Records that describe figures
============

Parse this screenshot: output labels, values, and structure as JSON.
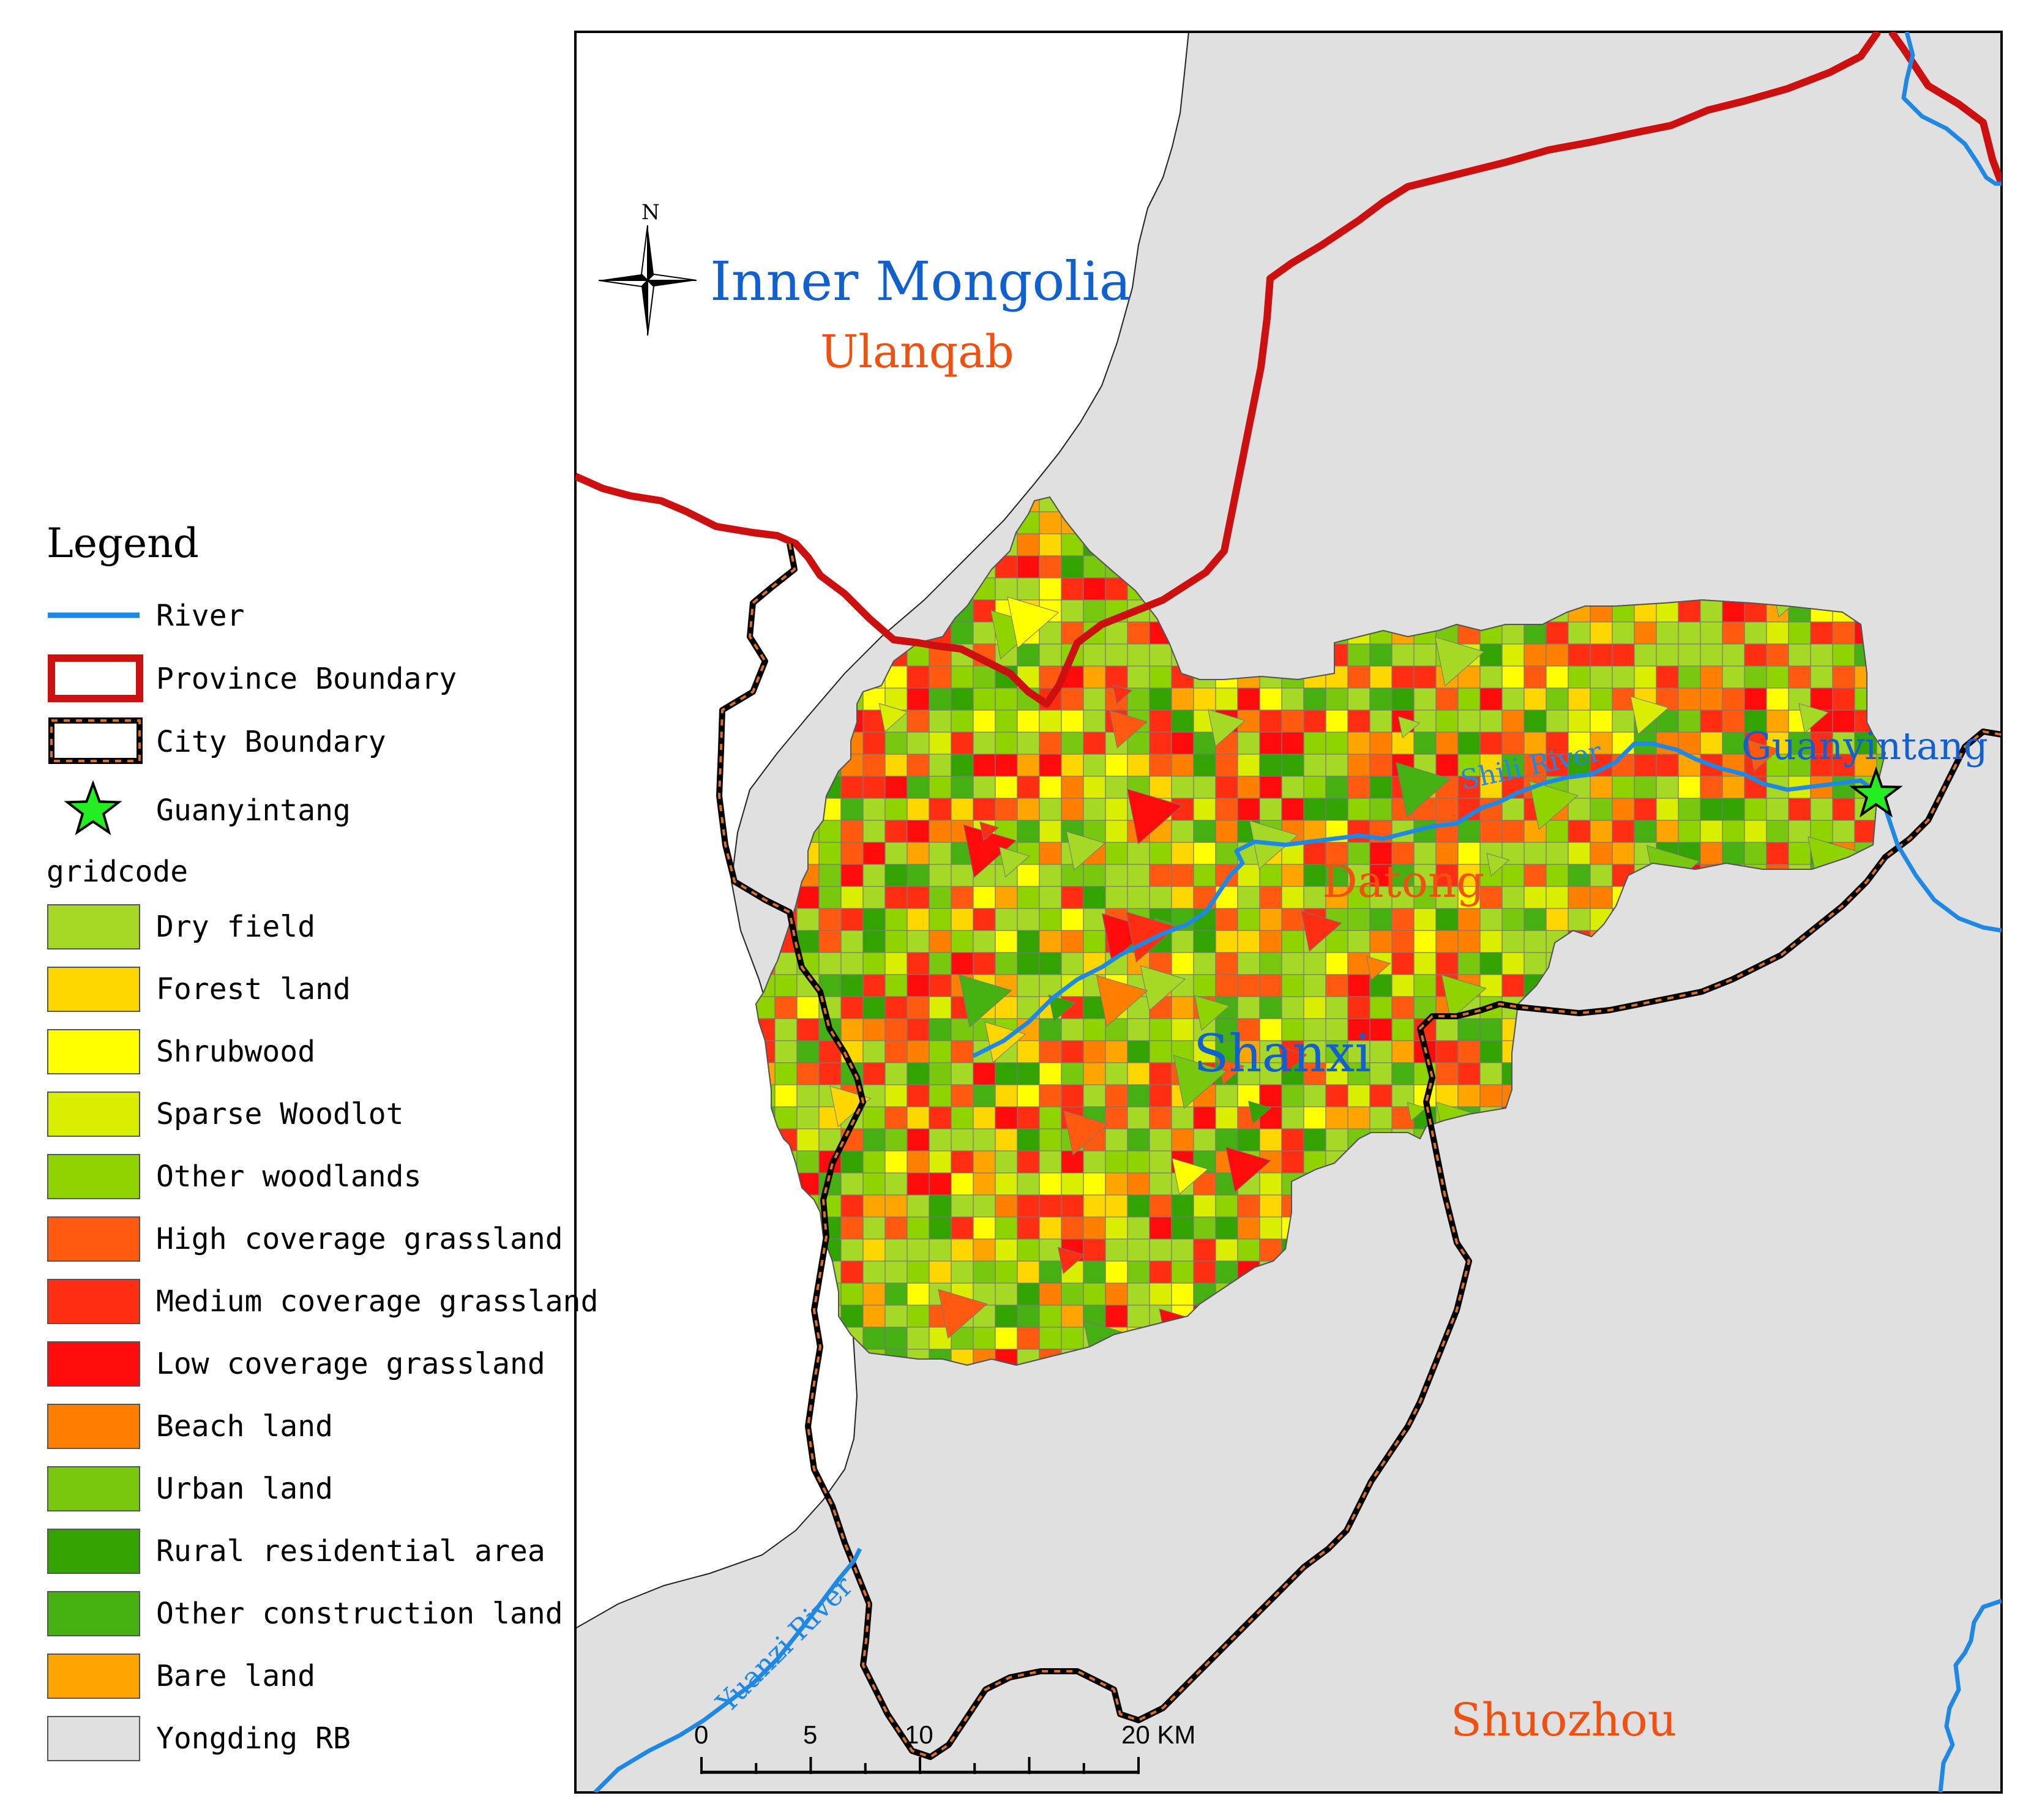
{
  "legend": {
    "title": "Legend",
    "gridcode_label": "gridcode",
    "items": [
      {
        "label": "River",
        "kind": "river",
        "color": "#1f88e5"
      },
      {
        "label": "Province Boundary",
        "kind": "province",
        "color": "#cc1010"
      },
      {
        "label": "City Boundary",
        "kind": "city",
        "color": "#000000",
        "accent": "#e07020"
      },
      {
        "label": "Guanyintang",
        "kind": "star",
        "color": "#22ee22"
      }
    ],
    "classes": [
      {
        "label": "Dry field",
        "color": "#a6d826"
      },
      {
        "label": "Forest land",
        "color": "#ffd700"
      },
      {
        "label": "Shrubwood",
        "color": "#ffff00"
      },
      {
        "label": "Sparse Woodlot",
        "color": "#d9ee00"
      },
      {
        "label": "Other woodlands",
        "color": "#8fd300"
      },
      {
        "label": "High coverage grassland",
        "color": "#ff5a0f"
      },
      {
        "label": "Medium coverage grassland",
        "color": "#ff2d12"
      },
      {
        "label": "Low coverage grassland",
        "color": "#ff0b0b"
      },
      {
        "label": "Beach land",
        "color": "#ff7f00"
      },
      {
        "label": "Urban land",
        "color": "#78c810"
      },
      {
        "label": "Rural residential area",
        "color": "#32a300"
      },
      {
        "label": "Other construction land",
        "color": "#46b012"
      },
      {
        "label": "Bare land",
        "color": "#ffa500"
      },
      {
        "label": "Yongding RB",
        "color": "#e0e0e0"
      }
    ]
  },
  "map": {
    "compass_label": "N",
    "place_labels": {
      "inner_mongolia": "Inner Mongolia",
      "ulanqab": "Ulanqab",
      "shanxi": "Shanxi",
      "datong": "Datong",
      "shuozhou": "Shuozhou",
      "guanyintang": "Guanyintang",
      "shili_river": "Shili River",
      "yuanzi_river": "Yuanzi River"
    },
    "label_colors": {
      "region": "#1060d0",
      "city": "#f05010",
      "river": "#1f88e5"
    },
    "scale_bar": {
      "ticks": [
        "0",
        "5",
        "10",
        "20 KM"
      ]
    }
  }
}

============

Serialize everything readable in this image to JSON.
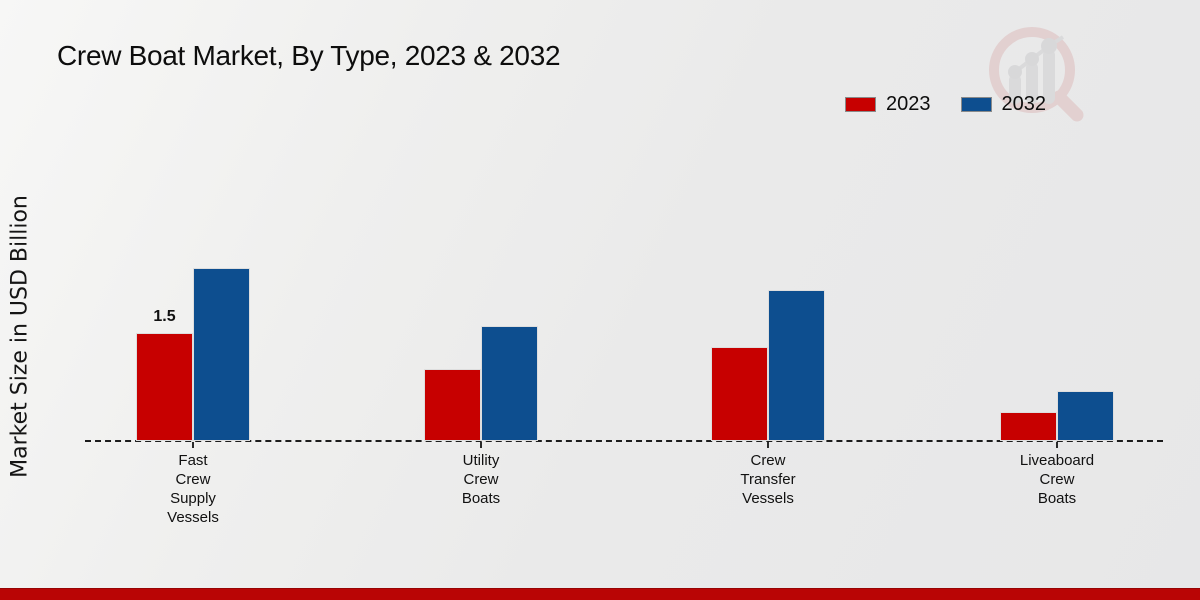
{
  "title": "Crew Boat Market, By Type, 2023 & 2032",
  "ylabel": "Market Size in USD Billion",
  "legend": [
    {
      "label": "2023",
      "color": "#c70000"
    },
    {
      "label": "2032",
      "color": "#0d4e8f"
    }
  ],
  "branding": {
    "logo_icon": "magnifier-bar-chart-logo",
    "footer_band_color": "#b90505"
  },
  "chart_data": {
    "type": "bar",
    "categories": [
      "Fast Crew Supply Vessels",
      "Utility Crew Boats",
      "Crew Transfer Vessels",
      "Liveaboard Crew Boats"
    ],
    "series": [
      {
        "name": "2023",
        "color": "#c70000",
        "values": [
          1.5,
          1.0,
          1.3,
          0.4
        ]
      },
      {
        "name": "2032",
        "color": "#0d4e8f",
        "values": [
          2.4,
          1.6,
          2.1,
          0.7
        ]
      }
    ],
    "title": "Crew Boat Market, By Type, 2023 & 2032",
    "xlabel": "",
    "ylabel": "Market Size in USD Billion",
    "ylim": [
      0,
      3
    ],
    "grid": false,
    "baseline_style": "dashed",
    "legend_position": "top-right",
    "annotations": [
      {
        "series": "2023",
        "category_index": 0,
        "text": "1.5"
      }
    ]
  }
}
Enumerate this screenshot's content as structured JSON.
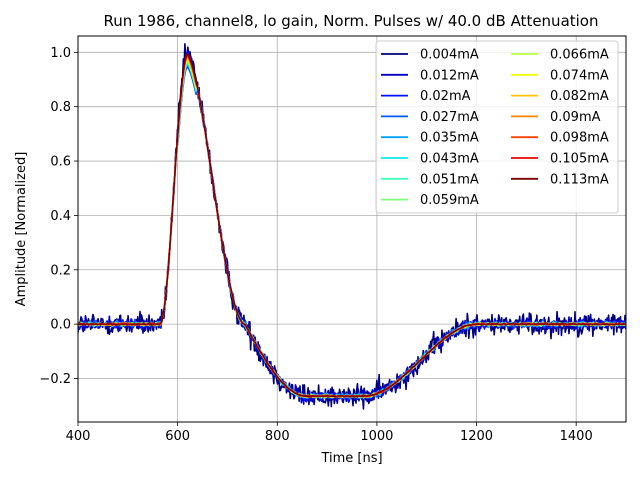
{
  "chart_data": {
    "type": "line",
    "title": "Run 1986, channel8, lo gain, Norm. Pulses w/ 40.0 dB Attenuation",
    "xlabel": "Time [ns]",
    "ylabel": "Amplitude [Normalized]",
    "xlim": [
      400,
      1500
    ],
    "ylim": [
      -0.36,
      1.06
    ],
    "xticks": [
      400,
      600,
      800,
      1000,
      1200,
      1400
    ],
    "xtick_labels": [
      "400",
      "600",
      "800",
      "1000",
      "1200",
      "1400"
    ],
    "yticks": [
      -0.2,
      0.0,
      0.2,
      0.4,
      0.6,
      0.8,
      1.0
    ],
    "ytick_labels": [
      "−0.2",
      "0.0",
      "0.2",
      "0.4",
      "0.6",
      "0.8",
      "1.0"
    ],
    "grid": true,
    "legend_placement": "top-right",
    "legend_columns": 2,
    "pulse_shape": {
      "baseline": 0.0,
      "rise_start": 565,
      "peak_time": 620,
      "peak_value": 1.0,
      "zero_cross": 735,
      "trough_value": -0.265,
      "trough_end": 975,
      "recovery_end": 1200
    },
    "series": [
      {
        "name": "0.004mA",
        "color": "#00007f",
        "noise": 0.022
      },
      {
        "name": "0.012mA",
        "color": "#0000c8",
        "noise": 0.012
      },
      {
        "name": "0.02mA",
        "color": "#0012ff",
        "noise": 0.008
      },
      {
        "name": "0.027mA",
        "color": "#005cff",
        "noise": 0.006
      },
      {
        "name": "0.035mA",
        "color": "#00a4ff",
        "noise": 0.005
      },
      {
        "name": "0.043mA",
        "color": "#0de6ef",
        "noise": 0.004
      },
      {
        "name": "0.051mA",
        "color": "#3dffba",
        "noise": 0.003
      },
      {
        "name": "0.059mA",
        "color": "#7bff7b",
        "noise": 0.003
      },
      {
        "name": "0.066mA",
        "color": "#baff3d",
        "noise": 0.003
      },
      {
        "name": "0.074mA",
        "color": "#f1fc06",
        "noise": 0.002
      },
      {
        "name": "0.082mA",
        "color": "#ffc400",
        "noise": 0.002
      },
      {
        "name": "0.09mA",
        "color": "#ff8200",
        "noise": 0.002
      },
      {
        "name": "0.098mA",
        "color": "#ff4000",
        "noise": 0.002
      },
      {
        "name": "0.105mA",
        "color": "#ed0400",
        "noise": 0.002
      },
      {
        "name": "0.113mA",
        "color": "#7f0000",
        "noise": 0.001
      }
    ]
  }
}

============

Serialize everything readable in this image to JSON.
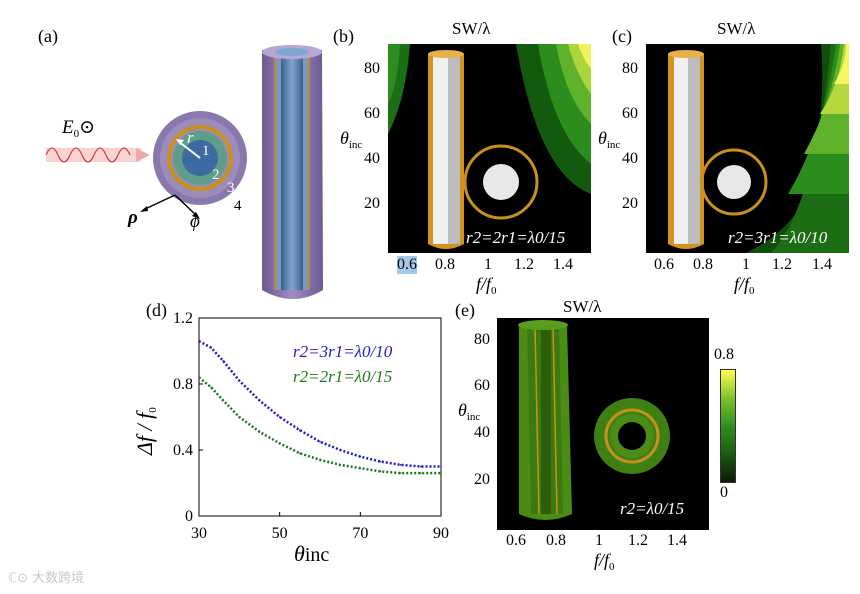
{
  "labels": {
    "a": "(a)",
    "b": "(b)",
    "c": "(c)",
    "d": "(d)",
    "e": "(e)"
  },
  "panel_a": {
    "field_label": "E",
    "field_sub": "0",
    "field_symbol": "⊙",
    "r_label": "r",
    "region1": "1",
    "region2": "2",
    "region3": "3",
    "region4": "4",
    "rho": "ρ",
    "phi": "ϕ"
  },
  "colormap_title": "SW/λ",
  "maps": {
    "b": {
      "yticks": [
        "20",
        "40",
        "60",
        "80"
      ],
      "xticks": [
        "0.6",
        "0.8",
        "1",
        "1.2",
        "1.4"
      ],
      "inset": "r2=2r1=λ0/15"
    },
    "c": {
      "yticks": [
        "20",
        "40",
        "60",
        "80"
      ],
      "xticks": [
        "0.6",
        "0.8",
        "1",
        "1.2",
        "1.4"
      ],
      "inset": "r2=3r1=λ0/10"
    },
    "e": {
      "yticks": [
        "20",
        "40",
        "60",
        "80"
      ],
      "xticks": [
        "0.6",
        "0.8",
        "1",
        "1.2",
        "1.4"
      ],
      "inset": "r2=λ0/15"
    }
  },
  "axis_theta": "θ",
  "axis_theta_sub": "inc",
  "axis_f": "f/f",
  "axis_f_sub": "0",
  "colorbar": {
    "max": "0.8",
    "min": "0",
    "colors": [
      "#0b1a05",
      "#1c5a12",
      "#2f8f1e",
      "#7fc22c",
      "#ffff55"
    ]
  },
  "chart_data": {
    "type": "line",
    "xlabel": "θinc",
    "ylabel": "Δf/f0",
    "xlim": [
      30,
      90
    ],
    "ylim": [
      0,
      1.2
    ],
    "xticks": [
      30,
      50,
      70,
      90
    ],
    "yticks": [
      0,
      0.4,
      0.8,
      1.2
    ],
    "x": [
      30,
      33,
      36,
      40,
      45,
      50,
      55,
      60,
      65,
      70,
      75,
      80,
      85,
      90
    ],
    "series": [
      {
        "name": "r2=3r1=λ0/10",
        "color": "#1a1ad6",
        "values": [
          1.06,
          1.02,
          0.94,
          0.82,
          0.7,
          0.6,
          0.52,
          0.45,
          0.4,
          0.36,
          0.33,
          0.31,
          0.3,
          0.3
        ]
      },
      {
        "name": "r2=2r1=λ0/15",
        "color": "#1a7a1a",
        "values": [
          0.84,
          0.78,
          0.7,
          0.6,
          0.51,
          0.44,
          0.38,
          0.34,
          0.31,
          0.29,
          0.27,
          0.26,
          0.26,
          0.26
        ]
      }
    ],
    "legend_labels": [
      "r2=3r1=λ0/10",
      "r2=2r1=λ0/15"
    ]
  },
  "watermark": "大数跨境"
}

============

WHAT TO PRODUCE -> Show every line from the listing above in which the string "this" appears.

FINAL RESULT ->
Parse this screenshot: output labels, values, and structure as JSON.
Serialize everything readable in this image to JSON.
Enumerate this screenshot's content as structured JSON.
Serialize everything readable in this image to JSON.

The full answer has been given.